Given task:
Send back all the data below, exactly as given.

Entries taken from a collection:
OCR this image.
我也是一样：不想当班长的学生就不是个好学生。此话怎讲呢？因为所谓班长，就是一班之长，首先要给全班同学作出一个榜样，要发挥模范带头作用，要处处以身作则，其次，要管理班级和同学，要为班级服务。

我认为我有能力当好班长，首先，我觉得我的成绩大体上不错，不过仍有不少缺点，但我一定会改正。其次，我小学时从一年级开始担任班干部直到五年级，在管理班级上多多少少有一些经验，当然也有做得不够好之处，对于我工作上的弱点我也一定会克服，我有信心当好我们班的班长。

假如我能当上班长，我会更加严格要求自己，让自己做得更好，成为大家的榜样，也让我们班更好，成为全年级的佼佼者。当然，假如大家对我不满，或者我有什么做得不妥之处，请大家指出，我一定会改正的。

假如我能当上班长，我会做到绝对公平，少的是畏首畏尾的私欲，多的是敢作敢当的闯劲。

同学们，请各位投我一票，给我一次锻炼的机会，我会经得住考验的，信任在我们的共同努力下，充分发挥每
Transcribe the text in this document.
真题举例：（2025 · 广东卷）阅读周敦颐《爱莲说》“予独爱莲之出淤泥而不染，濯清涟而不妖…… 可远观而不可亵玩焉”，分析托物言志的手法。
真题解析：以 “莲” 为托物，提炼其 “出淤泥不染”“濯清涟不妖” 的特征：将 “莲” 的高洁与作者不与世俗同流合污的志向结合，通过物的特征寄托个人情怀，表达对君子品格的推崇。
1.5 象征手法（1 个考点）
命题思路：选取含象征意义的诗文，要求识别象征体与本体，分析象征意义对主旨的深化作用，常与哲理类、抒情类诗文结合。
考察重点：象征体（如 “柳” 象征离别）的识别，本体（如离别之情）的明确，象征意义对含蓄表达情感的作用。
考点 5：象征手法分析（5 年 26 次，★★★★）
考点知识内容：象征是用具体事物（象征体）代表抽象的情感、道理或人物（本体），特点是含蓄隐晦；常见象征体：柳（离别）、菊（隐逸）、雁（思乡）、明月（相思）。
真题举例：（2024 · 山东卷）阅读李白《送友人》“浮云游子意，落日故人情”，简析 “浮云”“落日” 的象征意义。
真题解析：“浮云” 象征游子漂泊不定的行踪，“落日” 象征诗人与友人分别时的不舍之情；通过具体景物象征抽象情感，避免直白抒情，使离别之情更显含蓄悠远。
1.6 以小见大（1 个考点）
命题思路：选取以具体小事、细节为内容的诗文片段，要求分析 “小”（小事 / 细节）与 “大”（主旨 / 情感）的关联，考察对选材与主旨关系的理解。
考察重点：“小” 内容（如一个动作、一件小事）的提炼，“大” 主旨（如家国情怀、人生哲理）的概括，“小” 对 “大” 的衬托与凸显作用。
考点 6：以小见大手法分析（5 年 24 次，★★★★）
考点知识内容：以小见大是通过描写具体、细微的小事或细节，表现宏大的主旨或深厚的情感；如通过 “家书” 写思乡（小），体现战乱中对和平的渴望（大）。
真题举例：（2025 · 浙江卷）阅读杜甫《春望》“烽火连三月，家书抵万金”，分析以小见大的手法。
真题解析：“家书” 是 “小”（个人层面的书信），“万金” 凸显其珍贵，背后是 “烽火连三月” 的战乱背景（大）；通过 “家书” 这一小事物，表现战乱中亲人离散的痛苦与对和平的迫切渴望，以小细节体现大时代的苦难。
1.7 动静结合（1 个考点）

Task result:
OCR this image.
我也是一样：不想当班长的学生就不是个好学生。此话怎讲呢？因为所谓班长，就是一班之长，首先要给全班同学作出一个榜样，要发挥模范带头作用，要处处以身作则，其次，要管理班级和同学，要为班级服务。

我认为我有能力当好班长，首先，我觉得我的成绩大体上不错，不过仍有不少缺点，但我一定会改正。其次，我小学时从一年级开始担任班干部直到五年级，在管理班级上多多少少有一些经验，当然也有做得不够好之处，对于我工作上的弱点我也一定会克服，我有信心当好我们班的班长。

假如我能当上班长，我会更加严格要求自己，让自己做得更好，成为大家的榜样，也让我们班更好，成为全年级的佼佼者。当然，假如大家对我不满，或者我有什么做得不妥之处，请大家指出，我一定会改正的。

假如我能当上班长，我会做到绝对公平，少的是畏首畏尾的私欲，多的是敢作敢当的闯劲。

同学们，请各位投我一票，给我一次锻炼的机会，我会经得住考验的，信任在我们的共同努力下，充分发挥每
Transcribe the text in this document.
真题举例：（2025 · 广东卷）阅读周敦颐《爱莲说》“予独爱莲之出淤泥而不染，濯清涟而不妖…… 可远观而不可亵玩焉”，分析托物言志的手法。
真题解析：以 “莲” 为托物，提炼其 “出淤泥不染”“濯清涟不妖” 的特征：将 “莲” 的高洁与作者不与世俗同流合污的志向结合，通过物的特征寄托个人情怀，表达对君子品格的推崇。
1.5 象征手法（1 个考点）
命题思路：选取含象征意义的诗文，要求识别象征体与本体，分析象征意义对主旨的深化作用，常与哲理类、抒情类诗文结合。
考察重点：象征体（如 “柳” 象征离别）的识别，本体（如离别之情）的明确，象征意义对含蓄表达情感的作用。
考点 5：象征手法分析（5 年 26 次，★★★★）
考点知识内容：象征是用具体事物（象征体）代表抽象的情感、道理或人物（本体），特点是含蓄隐晦；常见象征体：柳（离别）、菊（隐逸）、雁（思乡）、明月（相思）。
真题举例：（2024 · 山东卷）阅读李白《送友人》“浮云游子意，落日故人情”，简析 “浮云”“落日” 的象征意义。
真题解析：“浮云” 象征游子漂泊不定的行踪，“落日” 象征诗人与友人分别时的不舍之情；通过具体景物象征抽象情感，避免直白抒情，使离别之情更显含蓄悠远。
1.6 以小见大（1 个考点）
命题思路：选取以具体小事、细节为内容的诗文片段，要求分析 “小”（小事 / 细节）与 “大”（主旨 / 情感）的关联，考察对选材与主旨关系的理解。
考察重点：“小” 内容（如一个动作、一件小事）的提炼，“大” 主旨（如家国情怀、人生哲理）的概括，“小” 对 “大” 的衬托与凸显作用。
考点 6：以小见大手法分析（5 年 24 次，★★★★）
考点知识内容：以小见大是通过描写具体、细微的小事或细节，表现宏大的主旨或深厚的情感；如通过 “家书” 写思乡（小），体现战乱中对和平的渴望（大）。
真题举例：（2025 · 浙江卷）阅读杜甫《春望》“烽火连三月，家书抵万金”，分析以小见大的手法。
真题解析：“家书” 是 “小”（个人层面的书信），“万金” 凸显其珍贵，背后是 “烽火连三月” 的战乱背景（大）；通过 “家书” 这一小事物，表现战乱中亲人离散的痛苦与对和平的迫切渴望，以小细节体现大时代的苦难。
1.7 动静结合（1 个考点）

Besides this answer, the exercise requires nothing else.